Figure dataset records:

## Start

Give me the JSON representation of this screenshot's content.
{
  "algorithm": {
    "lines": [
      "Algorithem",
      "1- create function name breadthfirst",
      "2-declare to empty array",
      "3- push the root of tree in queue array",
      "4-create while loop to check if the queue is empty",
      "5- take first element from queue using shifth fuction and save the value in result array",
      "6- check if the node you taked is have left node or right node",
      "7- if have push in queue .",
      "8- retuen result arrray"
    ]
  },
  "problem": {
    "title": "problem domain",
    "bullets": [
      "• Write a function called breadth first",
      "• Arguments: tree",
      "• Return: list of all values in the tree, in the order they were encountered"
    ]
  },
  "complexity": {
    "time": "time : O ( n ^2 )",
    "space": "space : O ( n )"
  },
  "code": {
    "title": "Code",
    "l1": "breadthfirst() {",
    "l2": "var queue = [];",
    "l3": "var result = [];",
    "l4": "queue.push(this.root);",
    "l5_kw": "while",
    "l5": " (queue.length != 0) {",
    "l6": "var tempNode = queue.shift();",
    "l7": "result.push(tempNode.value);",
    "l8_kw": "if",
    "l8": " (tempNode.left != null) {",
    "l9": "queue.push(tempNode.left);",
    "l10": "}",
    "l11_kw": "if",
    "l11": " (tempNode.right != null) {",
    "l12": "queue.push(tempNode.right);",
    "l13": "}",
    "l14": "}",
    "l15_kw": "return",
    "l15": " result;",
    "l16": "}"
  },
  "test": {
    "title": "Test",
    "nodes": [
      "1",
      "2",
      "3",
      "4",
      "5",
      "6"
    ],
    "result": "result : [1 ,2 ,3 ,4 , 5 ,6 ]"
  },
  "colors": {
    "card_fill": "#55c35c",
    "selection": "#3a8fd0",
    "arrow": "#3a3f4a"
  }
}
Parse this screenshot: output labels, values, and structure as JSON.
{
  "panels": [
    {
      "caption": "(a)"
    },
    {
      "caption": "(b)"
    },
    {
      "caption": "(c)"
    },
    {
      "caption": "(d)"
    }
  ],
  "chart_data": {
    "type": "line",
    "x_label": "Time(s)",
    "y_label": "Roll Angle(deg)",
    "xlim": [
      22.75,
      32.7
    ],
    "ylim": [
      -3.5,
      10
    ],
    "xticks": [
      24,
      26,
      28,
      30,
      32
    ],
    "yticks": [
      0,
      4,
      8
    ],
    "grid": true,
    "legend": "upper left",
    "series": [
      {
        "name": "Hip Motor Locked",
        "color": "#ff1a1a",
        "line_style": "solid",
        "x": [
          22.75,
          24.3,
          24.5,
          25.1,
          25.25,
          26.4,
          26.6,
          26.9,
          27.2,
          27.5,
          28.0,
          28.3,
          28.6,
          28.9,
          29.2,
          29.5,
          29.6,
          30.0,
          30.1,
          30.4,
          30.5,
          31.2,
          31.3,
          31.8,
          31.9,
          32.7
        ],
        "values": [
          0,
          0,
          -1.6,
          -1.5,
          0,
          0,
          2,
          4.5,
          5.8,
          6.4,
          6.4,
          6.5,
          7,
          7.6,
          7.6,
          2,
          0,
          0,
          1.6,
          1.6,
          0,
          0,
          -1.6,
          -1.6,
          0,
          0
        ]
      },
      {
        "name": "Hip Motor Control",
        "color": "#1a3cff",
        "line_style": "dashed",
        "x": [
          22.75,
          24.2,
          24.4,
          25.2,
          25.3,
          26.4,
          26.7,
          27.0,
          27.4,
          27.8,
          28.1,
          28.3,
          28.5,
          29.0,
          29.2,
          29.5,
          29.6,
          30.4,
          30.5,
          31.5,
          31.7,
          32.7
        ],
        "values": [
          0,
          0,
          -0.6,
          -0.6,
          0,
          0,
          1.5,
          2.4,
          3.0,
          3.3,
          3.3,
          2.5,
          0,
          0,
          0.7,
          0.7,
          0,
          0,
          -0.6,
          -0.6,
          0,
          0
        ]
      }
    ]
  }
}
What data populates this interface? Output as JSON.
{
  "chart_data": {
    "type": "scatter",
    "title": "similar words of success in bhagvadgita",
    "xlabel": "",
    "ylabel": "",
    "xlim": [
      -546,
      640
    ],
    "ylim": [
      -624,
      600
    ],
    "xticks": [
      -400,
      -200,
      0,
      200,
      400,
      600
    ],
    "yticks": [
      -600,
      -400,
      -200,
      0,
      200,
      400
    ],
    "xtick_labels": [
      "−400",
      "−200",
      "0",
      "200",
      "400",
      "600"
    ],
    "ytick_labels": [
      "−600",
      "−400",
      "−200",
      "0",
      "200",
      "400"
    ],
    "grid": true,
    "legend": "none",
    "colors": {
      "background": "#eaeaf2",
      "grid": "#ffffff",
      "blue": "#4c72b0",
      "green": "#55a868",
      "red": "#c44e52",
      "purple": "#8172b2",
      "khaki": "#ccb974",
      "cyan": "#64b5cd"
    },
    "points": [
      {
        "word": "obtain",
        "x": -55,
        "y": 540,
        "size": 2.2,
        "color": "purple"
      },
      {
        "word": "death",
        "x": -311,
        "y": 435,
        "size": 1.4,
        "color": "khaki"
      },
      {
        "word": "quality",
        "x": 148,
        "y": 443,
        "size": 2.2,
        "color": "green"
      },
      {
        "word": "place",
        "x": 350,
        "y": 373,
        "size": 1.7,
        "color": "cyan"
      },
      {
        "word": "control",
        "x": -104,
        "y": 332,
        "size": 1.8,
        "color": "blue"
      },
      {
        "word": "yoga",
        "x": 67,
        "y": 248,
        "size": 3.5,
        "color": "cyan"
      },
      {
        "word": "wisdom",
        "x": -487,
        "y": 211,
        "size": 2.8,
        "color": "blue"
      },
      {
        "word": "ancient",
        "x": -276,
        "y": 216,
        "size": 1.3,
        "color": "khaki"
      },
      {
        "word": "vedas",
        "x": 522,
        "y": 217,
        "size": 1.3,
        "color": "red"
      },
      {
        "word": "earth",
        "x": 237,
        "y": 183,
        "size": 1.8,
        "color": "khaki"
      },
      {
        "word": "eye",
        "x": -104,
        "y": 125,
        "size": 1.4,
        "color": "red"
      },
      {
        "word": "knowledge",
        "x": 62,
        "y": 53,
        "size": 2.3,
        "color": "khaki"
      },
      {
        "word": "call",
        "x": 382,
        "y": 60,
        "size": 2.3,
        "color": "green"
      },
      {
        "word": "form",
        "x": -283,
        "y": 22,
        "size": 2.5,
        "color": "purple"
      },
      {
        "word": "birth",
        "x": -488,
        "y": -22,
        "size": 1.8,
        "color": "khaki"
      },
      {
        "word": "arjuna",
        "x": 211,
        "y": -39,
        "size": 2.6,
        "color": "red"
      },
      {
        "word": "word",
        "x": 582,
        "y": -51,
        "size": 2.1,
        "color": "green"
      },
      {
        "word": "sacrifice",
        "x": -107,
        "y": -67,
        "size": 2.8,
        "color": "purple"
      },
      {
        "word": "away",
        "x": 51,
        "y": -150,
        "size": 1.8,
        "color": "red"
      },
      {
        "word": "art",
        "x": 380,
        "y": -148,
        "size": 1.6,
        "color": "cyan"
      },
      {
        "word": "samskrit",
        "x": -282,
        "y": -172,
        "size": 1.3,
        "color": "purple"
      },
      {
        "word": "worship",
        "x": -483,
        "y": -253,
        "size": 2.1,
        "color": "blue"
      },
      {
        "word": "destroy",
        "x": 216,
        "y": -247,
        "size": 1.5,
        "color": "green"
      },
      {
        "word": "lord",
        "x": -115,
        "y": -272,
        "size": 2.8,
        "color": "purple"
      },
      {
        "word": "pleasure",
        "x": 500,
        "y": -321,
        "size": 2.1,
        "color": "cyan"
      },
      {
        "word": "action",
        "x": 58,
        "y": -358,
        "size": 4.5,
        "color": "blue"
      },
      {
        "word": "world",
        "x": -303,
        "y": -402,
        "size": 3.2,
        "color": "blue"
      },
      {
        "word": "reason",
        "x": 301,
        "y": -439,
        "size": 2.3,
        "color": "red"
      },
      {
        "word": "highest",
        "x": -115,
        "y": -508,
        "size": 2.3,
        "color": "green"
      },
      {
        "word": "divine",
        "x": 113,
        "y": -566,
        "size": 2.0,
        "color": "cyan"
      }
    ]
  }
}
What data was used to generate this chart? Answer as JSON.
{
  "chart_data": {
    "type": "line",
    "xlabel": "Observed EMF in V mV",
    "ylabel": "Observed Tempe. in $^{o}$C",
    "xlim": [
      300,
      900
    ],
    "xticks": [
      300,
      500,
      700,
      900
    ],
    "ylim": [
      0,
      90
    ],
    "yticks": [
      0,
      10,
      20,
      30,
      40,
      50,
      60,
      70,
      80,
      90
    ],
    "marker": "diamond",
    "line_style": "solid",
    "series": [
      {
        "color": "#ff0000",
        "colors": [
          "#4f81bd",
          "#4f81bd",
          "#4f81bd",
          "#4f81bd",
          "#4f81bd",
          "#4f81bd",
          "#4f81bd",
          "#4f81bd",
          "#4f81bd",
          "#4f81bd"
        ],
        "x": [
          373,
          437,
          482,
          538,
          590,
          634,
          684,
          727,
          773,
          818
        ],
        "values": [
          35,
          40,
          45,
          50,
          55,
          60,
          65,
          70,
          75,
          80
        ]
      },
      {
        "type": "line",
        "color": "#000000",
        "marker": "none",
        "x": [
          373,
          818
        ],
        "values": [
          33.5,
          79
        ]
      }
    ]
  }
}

## End

**REQUIRED WORK:** Your answer should be one number: how many lines of the listing include the word "title".

**SOLUTION TO THIS EXERCISE:** 4